## TASK
Determine how many lines below hold the string "santé". Reply with the number alone.

## EXERCISE MATERIALS
────────────────────────────────────────

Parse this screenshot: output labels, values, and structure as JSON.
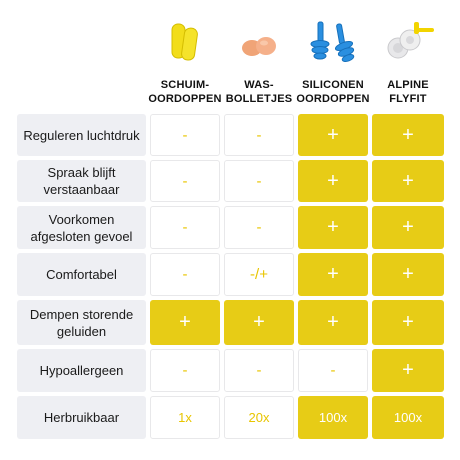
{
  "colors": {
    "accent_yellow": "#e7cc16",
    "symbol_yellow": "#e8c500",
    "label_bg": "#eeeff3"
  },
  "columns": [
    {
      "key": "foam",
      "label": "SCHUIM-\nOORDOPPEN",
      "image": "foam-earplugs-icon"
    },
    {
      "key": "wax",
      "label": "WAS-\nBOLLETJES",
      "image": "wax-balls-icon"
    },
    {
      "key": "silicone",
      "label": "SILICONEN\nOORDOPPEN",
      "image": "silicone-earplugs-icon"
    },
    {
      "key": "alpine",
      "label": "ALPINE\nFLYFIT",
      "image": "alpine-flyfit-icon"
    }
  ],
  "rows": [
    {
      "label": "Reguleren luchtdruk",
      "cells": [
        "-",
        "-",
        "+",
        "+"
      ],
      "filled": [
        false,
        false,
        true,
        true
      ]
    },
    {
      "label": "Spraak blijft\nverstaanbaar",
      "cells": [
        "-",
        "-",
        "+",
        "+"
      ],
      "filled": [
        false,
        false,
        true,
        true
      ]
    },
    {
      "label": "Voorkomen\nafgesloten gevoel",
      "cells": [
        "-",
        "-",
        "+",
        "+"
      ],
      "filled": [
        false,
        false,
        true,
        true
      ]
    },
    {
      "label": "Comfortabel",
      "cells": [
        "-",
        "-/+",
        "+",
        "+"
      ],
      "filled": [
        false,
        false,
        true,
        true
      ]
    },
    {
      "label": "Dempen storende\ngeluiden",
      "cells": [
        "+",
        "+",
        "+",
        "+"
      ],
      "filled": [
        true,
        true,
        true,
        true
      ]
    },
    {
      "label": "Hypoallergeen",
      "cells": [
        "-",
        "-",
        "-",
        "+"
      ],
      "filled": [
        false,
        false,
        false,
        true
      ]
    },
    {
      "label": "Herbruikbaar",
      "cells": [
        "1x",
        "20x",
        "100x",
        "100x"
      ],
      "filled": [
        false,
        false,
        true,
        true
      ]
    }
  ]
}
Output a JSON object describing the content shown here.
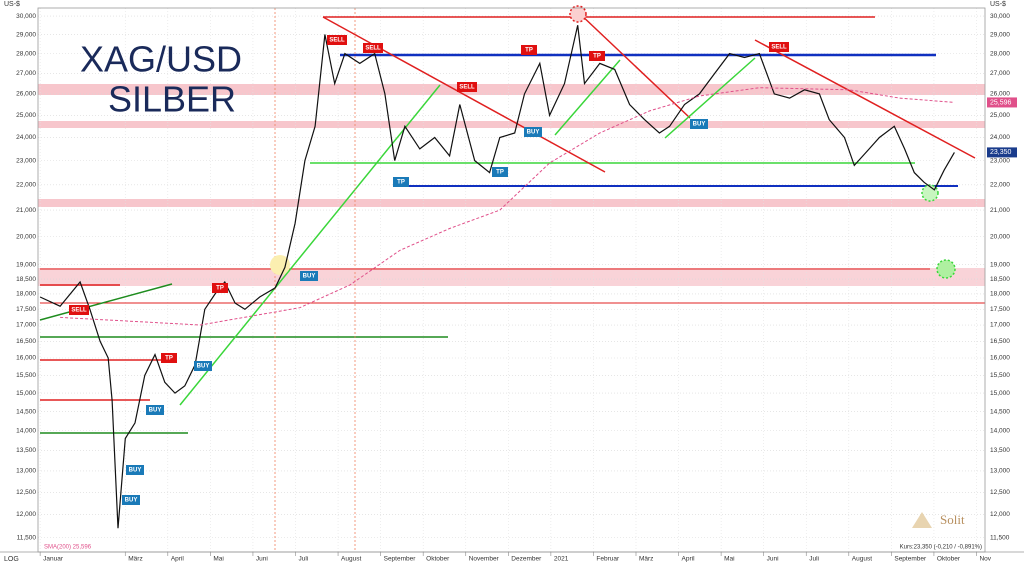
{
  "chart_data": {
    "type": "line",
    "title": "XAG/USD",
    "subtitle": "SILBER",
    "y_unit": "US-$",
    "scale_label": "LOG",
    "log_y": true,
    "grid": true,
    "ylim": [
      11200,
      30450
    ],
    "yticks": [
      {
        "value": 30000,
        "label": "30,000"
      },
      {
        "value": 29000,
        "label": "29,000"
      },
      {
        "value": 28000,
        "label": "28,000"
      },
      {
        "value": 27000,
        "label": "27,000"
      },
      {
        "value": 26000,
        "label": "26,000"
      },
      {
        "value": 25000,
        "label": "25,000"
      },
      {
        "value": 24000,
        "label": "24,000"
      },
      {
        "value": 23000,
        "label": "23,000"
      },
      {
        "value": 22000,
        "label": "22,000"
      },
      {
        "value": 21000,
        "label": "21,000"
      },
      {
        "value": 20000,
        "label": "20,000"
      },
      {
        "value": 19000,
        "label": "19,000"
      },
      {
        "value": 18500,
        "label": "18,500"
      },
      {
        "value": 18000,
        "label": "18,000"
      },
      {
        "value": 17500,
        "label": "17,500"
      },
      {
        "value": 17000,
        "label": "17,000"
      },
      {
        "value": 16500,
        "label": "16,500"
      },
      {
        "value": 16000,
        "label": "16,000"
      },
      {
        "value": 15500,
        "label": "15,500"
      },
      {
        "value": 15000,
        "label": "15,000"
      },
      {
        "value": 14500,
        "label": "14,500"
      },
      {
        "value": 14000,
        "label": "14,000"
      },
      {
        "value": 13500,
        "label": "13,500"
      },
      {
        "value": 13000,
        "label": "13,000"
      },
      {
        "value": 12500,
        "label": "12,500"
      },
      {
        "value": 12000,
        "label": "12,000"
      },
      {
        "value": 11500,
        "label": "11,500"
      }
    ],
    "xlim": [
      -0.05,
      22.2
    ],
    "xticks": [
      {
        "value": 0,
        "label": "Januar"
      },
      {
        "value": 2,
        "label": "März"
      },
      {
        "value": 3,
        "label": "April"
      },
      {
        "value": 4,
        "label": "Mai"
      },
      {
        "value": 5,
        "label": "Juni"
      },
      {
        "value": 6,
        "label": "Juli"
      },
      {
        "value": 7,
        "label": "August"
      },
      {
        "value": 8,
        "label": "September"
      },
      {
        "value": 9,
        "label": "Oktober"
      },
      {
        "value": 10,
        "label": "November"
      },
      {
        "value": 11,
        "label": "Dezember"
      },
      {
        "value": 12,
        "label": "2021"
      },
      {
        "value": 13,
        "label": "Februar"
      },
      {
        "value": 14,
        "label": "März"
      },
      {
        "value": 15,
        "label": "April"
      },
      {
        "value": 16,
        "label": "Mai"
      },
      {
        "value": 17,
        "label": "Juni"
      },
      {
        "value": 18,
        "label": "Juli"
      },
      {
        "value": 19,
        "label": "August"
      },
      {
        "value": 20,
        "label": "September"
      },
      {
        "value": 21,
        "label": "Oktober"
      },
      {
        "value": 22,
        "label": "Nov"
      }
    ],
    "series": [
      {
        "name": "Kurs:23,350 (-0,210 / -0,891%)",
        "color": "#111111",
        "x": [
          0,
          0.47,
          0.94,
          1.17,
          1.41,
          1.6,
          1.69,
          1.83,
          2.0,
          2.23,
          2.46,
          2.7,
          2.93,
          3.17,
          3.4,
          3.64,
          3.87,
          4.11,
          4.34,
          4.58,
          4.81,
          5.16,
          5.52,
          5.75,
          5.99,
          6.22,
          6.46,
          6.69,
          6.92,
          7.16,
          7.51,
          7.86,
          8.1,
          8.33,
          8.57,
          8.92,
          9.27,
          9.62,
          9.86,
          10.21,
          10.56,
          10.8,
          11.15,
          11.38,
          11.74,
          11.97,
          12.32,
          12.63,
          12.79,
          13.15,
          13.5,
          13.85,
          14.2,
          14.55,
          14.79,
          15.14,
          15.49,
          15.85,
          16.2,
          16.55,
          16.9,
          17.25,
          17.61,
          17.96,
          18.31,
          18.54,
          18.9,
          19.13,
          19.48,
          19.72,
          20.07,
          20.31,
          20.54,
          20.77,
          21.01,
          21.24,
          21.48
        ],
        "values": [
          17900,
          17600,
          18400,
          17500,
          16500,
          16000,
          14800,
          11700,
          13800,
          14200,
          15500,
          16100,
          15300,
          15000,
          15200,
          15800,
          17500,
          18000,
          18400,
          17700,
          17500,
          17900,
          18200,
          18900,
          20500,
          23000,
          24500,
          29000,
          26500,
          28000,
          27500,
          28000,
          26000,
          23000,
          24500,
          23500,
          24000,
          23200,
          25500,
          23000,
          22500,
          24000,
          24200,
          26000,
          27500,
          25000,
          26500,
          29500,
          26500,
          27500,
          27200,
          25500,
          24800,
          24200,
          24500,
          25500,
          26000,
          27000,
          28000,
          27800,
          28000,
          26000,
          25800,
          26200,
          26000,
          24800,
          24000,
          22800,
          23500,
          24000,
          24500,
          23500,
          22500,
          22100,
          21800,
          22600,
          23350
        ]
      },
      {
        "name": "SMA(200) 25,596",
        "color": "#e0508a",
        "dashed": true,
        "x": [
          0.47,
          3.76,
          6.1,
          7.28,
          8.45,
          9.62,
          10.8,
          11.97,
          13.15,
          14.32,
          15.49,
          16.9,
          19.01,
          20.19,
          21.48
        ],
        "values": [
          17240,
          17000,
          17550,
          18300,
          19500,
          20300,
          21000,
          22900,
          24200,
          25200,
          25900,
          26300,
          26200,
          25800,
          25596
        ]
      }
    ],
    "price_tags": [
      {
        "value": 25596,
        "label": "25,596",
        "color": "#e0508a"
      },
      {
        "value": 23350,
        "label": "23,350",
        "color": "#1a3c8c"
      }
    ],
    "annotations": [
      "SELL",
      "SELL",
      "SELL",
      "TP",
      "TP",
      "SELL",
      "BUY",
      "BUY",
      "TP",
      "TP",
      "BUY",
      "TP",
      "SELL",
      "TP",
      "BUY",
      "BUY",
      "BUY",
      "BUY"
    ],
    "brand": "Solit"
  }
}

────────────────────────────────────────

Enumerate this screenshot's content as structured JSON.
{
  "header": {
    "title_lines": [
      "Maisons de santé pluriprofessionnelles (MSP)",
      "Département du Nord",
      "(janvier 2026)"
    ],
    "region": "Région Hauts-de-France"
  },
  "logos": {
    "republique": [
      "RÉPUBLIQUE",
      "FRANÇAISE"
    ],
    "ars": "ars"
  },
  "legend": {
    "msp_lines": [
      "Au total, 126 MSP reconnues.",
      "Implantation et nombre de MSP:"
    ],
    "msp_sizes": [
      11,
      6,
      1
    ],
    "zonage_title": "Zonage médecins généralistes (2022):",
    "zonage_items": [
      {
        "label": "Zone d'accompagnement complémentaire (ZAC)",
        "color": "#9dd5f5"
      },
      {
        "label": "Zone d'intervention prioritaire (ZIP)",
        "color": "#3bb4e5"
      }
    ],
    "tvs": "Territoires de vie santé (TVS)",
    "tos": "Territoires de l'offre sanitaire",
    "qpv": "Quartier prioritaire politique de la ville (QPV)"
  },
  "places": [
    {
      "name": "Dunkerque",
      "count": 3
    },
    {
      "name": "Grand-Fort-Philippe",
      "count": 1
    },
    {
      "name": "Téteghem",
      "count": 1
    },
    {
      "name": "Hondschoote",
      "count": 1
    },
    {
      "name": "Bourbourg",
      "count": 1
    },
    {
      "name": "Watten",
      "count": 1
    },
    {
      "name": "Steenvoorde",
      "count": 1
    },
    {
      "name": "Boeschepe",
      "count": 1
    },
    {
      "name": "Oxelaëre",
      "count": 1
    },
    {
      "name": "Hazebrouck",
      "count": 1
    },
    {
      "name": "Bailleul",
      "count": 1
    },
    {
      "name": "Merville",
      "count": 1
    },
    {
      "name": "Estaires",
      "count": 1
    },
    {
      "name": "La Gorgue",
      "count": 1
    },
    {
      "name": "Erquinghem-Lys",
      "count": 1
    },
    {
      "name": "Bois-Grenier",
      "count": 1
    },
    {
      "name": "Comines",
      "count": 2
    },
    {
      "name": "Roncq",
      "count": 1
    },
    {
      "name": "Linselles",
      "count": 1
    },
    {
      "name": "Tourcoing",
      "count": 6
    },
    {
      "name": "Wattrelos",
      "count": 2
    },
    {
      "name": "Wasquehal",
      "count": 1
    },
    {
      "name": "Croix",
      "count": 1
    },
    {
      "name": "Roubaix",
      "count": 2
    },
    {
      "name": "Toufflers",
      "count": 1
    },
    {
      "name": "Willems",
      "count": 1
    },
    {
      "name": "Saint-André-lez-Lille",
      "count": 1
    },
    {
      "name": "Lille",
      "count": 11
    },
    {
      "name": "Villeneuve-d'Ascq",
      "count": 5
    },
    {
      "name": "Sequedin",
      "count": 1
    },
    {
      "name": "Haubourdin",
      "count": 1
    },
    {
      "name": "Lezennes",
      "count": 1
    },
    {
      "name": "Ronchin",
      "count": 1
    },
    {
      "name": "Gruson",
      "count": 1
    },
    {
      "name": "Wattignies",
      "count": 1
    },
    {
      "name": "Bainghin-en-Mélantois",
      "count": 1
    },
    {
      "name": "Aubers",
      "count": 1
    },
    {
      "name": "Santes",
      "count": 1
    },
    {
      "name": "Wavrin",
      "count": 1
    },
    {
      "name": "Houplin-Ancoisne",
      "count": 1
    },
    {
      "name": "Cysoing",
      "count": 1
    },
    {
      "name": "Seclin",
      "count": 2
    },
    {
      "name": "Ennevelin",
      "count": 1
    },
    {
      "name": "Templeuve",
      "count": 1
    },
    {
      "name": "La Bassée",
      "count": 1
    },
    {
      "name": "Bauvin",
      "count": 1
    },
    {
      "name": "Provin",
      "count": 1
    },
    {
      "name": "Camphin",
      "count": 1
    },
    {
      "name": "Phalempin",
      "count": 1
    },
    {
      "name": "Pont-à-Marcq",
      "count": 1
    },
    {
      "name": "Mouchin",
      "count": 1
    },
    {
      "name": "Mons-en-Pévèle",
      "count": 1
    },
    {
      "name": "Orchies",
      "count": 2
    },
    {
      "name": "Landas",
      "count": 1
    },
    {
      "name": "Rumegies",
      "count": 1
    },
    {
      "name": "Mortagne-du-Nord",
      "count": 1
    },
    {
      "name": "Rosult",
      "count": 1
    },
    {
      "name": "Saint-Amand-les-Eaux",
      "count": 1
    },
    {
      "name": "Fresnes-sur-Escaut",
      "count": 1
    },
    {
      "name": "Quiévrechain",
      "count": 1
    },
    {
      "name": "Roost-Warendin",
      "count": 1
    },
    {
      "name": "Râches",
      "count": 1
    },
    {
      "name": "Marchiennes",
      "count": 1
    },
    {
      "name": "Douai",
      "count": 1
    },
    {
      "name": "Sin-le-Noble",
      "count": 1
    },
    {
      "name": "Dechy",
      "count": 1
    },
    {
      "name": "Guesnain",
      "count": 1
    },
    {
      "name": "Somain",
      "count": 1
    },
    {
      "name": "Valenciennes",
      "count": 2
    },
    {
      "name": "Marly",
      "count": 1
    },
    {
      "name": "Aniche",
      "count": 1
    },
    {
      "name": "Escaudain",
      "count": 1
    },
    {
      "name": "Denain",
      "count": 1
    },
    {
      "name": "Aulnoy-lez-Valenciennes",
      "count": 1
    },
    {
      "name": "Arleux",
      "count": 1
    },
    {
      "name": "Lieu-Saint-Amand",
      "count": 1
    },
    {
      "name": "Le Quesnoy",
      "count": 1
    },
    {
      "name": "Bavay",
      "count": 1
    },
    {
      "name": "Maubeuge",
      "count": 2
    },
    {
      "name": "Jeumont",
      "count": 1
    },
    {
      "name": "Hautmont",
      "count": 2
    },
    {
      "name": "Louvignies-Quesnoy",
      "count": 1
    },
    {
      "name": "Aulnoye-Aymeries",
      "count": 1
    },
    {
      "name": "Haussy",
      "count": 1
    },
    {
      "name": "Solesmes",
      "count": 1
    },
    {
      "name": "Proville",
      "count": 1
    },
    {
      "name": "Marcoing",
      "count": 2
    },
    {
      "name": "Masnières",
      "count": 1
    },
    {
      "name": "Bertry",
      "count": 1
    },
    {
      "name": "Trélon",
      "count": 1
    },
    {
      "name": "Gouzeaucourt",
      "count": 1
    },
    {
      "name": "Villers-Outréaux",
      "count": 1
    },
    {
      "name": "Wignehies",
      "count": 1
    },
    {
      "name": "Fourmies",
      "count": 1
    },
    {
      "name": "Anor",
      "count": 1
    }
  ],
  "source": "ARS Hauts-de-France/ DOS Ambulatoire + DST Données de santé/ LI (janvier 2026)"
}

────────────────────────────────────────

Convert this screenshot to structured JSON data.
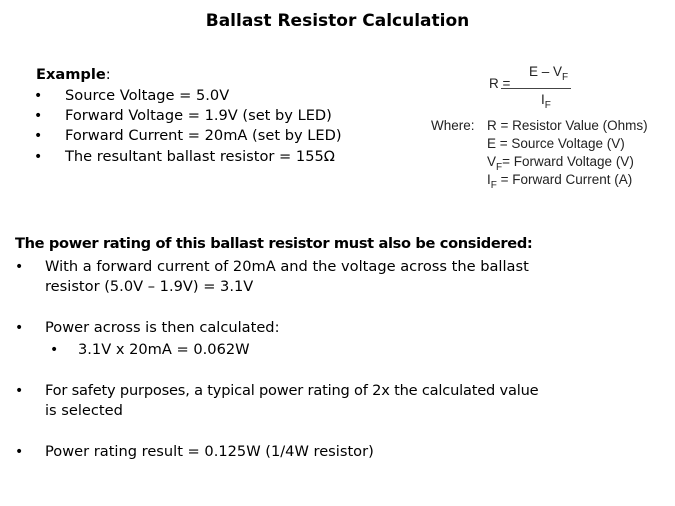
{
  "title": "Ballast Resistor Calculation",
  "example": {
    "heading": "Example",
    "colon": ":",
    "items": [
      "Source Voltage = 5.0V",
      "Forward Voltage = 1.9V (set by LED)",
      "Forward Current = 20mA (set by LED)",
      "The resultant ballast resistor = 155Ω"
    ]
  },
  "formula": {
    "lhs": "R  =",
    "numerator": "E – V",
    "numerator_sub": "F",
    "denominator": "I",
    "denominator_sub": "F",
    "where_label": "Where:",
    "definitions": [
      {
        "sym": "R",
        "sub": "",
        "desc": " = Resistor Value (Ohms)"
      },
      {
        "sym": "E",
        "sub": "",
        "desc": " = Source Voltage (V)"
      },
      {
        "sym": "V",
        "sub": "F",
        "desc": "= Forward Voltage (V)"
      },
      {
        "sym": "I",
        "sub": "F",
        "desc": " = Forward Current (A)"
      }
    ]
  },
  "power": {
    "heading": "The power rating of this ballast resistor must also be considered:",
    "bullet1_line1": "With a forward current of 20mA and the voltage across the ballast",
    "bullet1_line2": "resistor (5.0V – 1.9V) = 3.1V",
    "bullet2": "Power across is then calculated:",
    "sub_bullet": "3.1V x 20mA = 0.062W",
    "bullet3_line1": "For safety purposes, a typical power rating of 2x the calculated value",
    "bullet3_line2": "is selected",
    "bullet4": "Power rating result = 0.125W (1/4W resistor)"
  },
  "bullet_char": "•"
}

────────────────────────────────────────

## TASK RESPONSE
3